WHAT YOU NEED TO DO | Images do not belong in the copy. Retype all the entries below exactly.
----- GIVEN RECORDS -----
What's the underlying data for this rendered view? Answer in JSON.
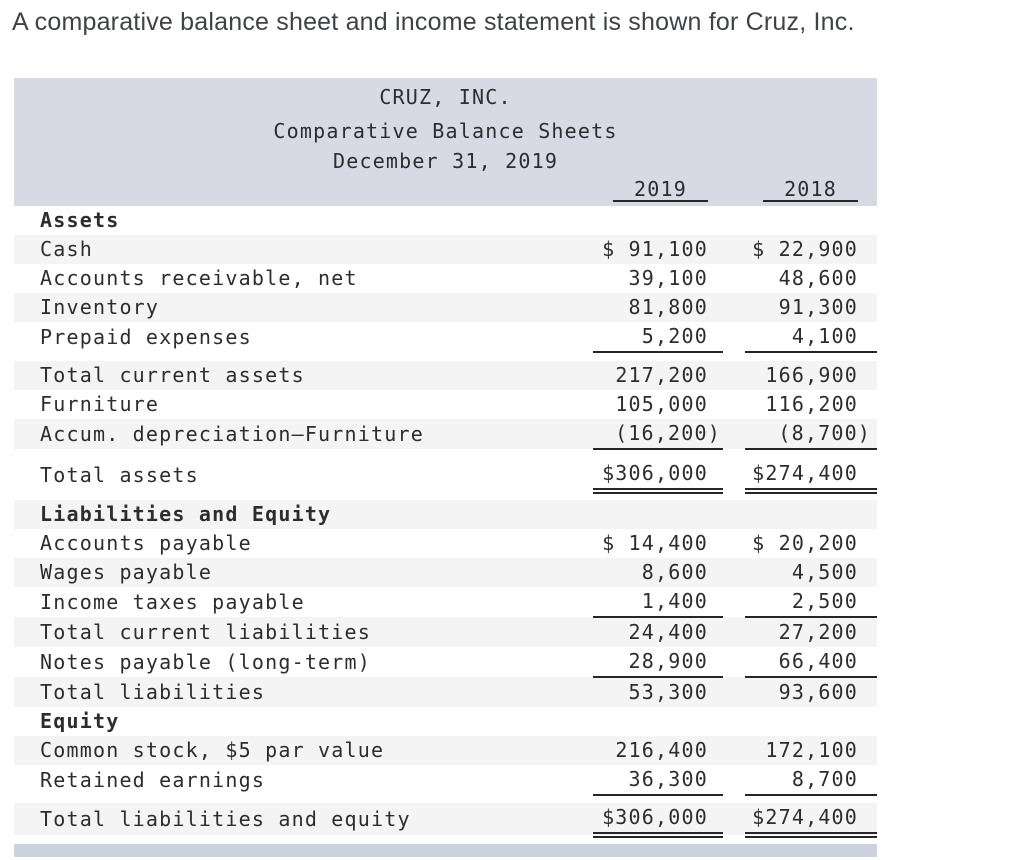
{
  "page": {
    "intro": "A comparative balance sheet and income statement is shown for Cruz, Inc."
  },
  "statement": {
    "company": "CRUZ, INC.",
    "title": "Comparative Balance Sheets",
    "date": "December 31, 2019",
    "columns": [
      "2019",
      "2018"
    ],
    "rows": [
      {
        "label": "Assets",
        "bold": true
      },
      {
        "label": "Cash",
        "v1": "$ 91,100",
        "v2": "$ 22,900",
        "shade": true
      },
      {
        "label": "Accounts receivable, net",
        "v1": "39,100",
        "v2": "48,600"
      },
      {
        "label": "Inventory",
        "v1": "81,800",
        "v2": "91,300",
        "shade": true
      },
      {
        "label": "Prepaid expenses",
        "v1": "5,200",
        "v2": "4,100",
        "underline": "single"
      },
      {
        "label": "Total current assets",
        "v1": "217,200",
        "v2": "166,900",
        "shade": true,
        "gap_before": 8
      },
      {
        "label": "Furniture",
        "v1": "105,000",
        "v2": "116,200"
      },
      {
        "label": "Accum. depreciation—Furniture",
        "v1": "(16,200)",
        "v2": "(8,700)",
        "shade": true,
        "underline": "single",
        "hang": true
      },
      {
        "label": "Total assets",
        "v1": "$306,000",
        "v2": "$274,400",
        "underline": "double",
        "gap_before": 9
      },
      {
        "label": "Liabilities and Equity",
        "bold": true,
        "shade": true,
        "gap_before": 6
      },
      {
        "label": "Accounts payable",
        "v1": "$ 14,400",
        "v2": "$ 20,200"
      },
      {
        "label": "Wages payable",
        "v1": "8,600",
        "v2": "4,500",
        "shade": true
      },
      {
        "label": "Income taxes payable",
        "v1": "1,400",
        "v2": "2,500",
        "underline": "single"
      },
      {
        "label": "Total current liabilities",
        "v1": "24,400",
        "v2": "27,200",
        "shade": true
      },
      {
        "label": "Notes payable (long-term)",
        "v1": "28,900",
        "v2": "66,400",
        "underline": "single"
      },
      {
        "label": "Total liabilities",
        "v1": "53,300",
        "v2": "93,600",
        "shade": true
      },
      {
        "label": "Equity",
        "bold": true
      },
      {
        "label": "Common stock, $5 par value",
        "v1": "216,400",
        "v2": "172,100",
        "shade": true
      },
      {
        "label": "Retained earnings",
        "v1": "36,300",
        "v2": "8,700",
        "underline": "single"
      },
      {
        "label": "Total liabilities and equity",
        "v1": "$306,000",
        "v2": "$274,400",
        "shade": true,
        "underline": "double",
        "gap_before": 7
      }
    ]
  },
  "colors": {
    "band": "#d7dae4",
    "bar": "#ccd2df",
    "stripe": "#f4f4f4",
    "rule": "#262626",
    "text": "#2d2d2d",
    "intro_text": "#3f4347"
  }
}
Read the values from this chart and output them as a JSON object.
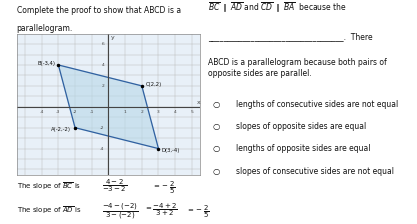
{
  "title_left_line1": "Complete the proof to show that ABCD is a",
  "title_left_line2": "parallelogram.",
  "title_right_top": "$\\overline{BC}$ $\\parallel$ $\\overline{AD}$ and $\\overline{CD}$ $\\parallel$ $\\overline{BA}$  because the",
  "title_right_blank": "___________________________________.  There",
  "title_right_body": "ABCD is a parallelogram because both pairs of\nopposite sides are parallel.",
  "radio_options": [
    "lengths of consecutive sides are not equal",
    "slopes of opposite sides are equal",
    "lengths of opposite sides are equal",
    "slopes of consecutive sides are not equal"
  ],
  "slope_bc_prefix": "The slope of $\\overline{BC}$ is ",
  "slope_bc_frac": "$\\dfrac{4-2}{-3-2}$",
  "slope_bc_suffix": "$= -\\dfrac{2}{5}$",
  "slope_ad_prefix": "The slope of $\\overline{AD}$ is ",
  "slope_ad_frac": "$\\dfrac{-4-(-2)}{3-(-2)}$",
  "slope_ad_mid": "$= \\dfrac{-4+2}{3+2}$",
  "slope_ad_suffix": "$= -\\dfrac{2}{5}$",
  "points": {
    "A": [
      -2,
      -2
    ],
    "B": [
      -3,
      4
    ],
    "C": [
      2,
      2
    ],
    "D": [
      3,
      -4
    ]
  },
  "label_texts": {
    "B": "B(-3,4)",
    "C": "C(2,2)",
    "A": "A(-2,-2)",
    "D": "D(3,-4)"
  },
  "poly_color": "#b8d8e8",
  "poly_alpha": 0.6,
  "poly_edge_color": "#3060a0",
  "grid_color": "#bbbbbb",
  "axis_color": "#444444",
  "bg_color": "#ffffff",
  "text_color": "#111111",
  "graph_bg": "#e8f0f8",
  "xlim": [
    -5.5,
    5.5
  ],
  "ylim": [
    -6.5,
    7.0
  ]
}
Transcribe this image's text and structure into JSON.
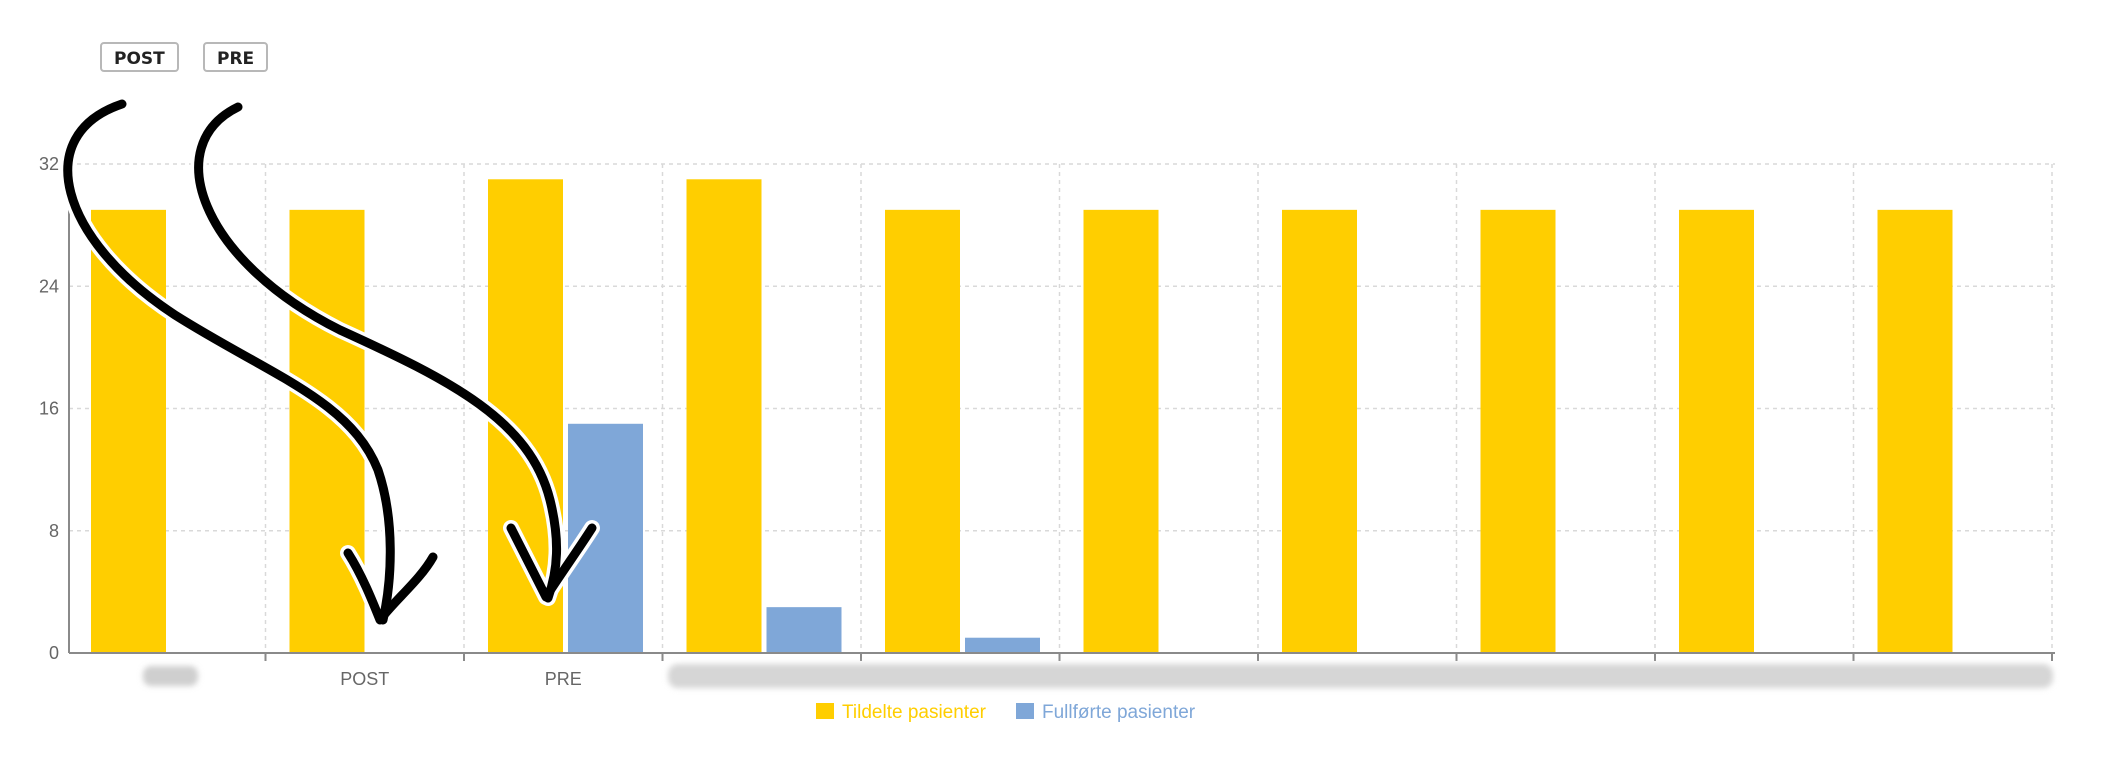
{
  "annotations": {
    "post_tag": "POST",
    "pre_tag": "PRE"
  },
  "colors": {
    "series_assigned": "#FFCE00",
    "series_completed": "#7FA7D8",
    "grid": "#d9d9d9",
    "axis": "#8a8a8a",
    "arrow": "#000000"
  },
  "chart_data": {
    "type": "bar",
    "categories": [
      "",
      "POST",
      "PRE",
      "",
      "",
      "",
      "",
      "",
      "",
      ""
    ],
    "series": [
      {
        "name": "Tildelte pasienter",
        "color": "#FFCE00",
        "values": [
          29,
          29,
          31,
          31,
          29,
          29,
          29,
          29,
          29,
          29
        ]
      },
      {
        "name": "Fullførte pasienter",
        "color": "#7FA7D8",
        "values": [
          0,
          0,
          15,
          3,
          1,
          0,
          0,
          0,
          0,
          0
        ]
      }
    ],
    "ylim": [
      0,
      32
    ],
    "yticks": [
      "0",
      "8",
      "16",
      "24",
      "32"
    ],
    "grid": true,
    "legend": "bottom-center",
    "xlabel": "",
    "ylabel": "",
    "title": ""
  }
}
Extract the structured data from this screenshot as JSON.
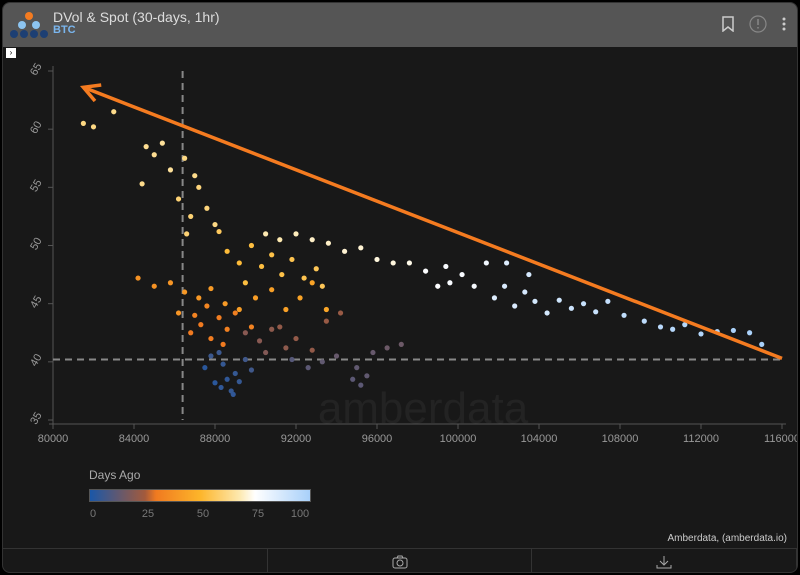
-----
COMPLETED EXERCISE |
What's the underlying data for this rendered view? Answer in JSON.
{
  "page": {
    "intro": "A comparative balance sheet and income statement is shown for Cruz, Inc."
  },
  "statement": {
    "company": "CRUZ, INC.",
    "title": "Comparative Balance Sheets",
    "date": "December 31, 2019",
    "columns": [
      "2019",
      "2018"
    ],
    "rows": [
      {
        "label": "Assets",
        "bold": true
      },
      {
        "label": "Cash",
        "v1": "$ 91,100",
        "v2": "$ 22,900",
        "shade": true
      },
      {
        "label": "Accounts receivable, net",
        "v1": "39,100",
        "v2": "48,600"
      },
      {
        "label": "Inventory",
        "v1": "81,800",
        "v2": "91,300",
        "shade": true
      },
      {
        "label": "Prepaid expenses",
        "v1": "5,200",
        "v2": "4,100",
        "underline": "single"
      },
      {
        "label": "Total current assets",
        "v1": "217,200",
        "v2": "166,900",
        "shade": true,
        "gap_before": 8
      },
      {
        "label": "Furniture",
        "v1": "105,000",
        "v2": "116,200"
      },
      {
        "label": "Accum. depreciation—Furniture",
        "v1": "(16,200)",
        "v2": "(8,700)",
        "shade": true,
        "underline": "single",
        "hang": true
      },
      {
        "label": "Total assets",
        "v1": "$306,000",
        "v2": "$274,400",
        "underline": "double",
        "gap_before": 9
      },
      {
        "label": "Liabilities and Equity",
        "bold": true,
        "shade": true,
        "gap_before": 6
      },
      {
        "label": "Accounts payable",
        "v1": "$ 14,400",
        "v2": "$ 20,200"
      },
      {
        "label": "Wages payable",
        "v1": "8,600",
        "v2": "4,500",
        "shade": true
      },
      {
        "label": "Income taxes payable",
        "v1": "1,400",
        "v2": "2,500",
        "underline": "single"
      },
      {
        "label": "Total current liabilities",
        "v1": "24,400",
        "v2": "27,200",
        "shade": true
      },
      {
        "label": "Notes payable (long-term)",
        "v1": "28,900",
        "v2": "66,400",
        "underline": "single"
      },
      {
        "label": "Total liabilities",
        "v1": "53,300",
        "v2": "93,600",
        "shade": true
      },
      {
        "label": "Equity",
        "bold": true
      },
      {
        "label": "Common stock, $5 par value",
        "v1": "216,400",
        "v2": "172,100",
        "shade": true
      },
      {
        "label": "Retained earnings",
        "v1": "36,300",
        "v2": "8,700",
        "underline": "single"
      },
      {
        "label": "Total liabilities and equity",
        "v1": "$306,000",
        "v2": "$274,400",
        "shade": true,
        "underline": "double",
        "gap_before": 7
      }
    ]
  },
  "colors": {
    "band": "#d7dae4",
    "bar": "#ccd2df",
    "stripe": "#f4f4f4",
    "rule": "#262626",
    "text": "#2d2d2d",
    "intro_text": "#3f4347"
  }
}
Read the values from this chart and output them as a JSON object.
{
  "title_left_line1": "Complete the proof to show that ABCD is a",
  "title_left_line2": "parallelogram.",
  "title_right_top": "$\\overline{BC}$ $\\parallel$ $\\overline{AD}$ and $\\overline{CD}$ $\\parallel$ $\\overline{BA}$  because the",
  "title_right_blank": "___________________________________.  There",
  "title_right_body": "ABCD is a parallelogram because both pairs of\nopposite sides are parallel.",
  "radio_options": [
    "lengths of consecutive sides are not equal",
    "slopes of opposite sides are equal",
    "lengths of opposite sides are equal",
    "slopes of consecutive sides are not equal"
  ],
  "slope_bc_prefix": "The slope of $\\overline{BC}$ is ",
  "slope_bc_frac": "$\\dfrac{4-2}{-3-2}$",
  "slope_bc_suffix": "$= -\\dfrac{2}{5}$",
  "slope_ad_prefix": "The slope of $\\overline{AD}$ is ",
  "slope_ad_frac": "$\\dfrac{-4-(-2)}{3-(-2)}$",
  "slope_ad_mid": "$= \\dfrac{-4+2}{3+2}$",
  "slope_ad_suffix": "$= -\\dfrac{2}{5}$",
  "points": {
    "A": [
      -2,
      -2
    ],
    "B": [
      -3,
      4
    ],
    "C": [
      2,
      2
    ],
    "D": [
      3,
      -4
    ]
  },
  "label_texts": {
    "B": "B(-3,4)",
    "C": "C(2,2)",
    "A": "A(-2,-2)",
    "D": "D(3,-4)"
  },
  "poly_color": "#b8d8e8",
  "poly_alpha": 0.6,
  "poly_edge_color": "#3060a0",
  "grid_color": "#bbbbbb",
  "axis_color": "#444444",
  "bg_color": "#ffffff",
  "text_color": "#111111",
  "graph_bg": "#e8f0f8",
  "xlim": [
    -5.5,
    5.5
  ],
  "ylim": [
    -6.5,
    7.0
  ]
}
Transcribe this image's text and structure into JSON.
{
  "annotations": {
    "post_tag": "POST",
    "pre_tag": "PRE"
  },
  "colors": {
    "series_assigned": "#FFCE00",
    "series_completed": "#7FA7D8",
    "grid": "#d9d9d9",
    "axis": "#8a8a8a",
    "arrow": "#000000"
  },
  "chart_data": {
    "type": "bar",
    "categories": [
      "",
      "POST",
      "PRE",
      "",
      "",
      "",
      "",
      "",
      "",
      ""
    ],
    "series": [
      {
        "name": "Tildelte pasienter",
        "color": "#FFCE00",
        "values": [
          29,
          29,
          31,
          31,
          29,
          29,
          29,
          29,
          29,
          29
        ]
      },
      {
        "name": "Fullførte pasienter",
        "color": "#7FA7D8",
        "values": [
          0,
          0,
          15,
          3,
          1,
          0,
          0,
          0,
          0,
          0
        ]
      }
    ],
    "ylim": [
      0,
      32
    ],
    "yticks": [
      "0",
      "8",
      "16",
      "24",
      "32"
    ],
    "grid": true,
    "legend": "bottom-center",
    "xlabel": "",
    "ylabel": "",
    "title": ""
  }
}
Extract the structured data from this screenshot as JSON.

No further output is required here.